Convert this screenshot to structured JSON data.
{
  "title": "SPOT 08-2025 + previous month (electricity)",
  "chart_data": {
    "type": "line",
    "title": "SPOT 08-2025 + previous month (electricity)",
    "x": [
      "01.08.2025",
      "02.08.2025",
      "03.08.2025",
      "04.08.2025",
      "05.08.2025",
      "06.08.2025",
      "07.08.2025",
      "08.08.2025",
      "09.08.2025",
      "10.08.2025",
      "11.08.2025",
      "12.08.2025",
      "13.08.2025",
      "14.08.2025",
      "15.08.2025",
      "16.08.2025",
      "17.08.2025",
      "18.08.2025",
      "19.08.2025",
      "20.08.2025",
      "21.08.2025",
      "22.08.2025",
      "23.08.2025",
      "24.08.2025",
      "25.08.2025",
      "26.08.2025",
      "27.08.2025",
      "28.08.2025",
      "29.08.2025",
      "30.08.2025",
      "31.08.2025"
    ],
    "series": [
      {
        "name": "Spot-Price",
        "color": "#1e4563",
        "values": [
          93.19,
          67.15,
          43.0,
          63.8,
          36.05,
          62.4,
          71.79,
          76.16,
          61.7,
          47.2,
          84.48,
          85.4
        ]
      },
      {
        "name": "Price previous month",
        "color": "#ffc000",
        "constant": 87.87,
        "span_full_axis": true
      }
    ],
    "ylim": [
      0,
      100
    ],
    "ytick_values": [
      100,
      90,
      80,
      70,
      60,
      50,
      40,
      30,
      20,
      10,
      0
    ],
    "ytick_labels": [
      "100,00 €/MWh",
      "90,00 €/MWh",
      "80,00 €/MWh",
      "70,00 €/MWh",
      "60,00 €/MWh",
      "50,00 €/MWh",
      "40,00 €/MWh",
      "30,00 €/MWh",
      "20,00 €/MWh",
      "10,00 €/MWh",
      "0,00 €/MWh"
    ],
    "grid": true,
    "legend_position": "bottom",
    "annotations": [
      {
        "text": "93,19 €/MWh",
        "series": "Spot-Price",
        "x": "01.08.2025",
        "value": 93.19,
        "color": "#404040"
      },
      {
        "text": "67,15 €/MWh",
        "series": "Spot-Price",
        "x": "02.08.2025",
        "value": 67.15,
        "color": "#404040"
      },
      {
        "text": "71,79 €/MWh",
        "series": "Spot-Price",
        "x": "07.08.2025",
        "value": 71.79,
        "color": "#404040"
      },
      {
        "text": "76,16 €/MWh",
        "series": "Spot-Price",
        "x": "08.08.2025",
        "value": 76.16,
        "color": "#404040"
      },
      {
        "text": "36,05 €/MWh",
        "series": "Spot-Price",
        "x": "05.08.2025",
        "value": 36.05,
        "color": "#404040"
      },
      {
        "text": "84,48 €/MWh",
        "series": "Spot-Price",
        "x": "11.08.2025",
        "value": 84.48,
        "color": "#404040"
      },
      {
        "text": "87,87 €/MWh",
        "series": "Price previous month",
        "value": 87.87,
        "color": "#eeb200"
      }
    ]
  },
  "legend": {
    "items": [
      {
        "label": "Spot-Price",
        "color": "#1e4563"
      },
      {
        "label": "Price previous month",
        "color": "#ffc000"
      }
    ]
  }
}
# # # #
▶ Problem details
Scan the material line by line and report each one that contains "title".

▶ In response
  "title": "SPOT 08-2025 + previous month (electricity)",
    "title": "SPOT 08-2025 + previous month (electricity)",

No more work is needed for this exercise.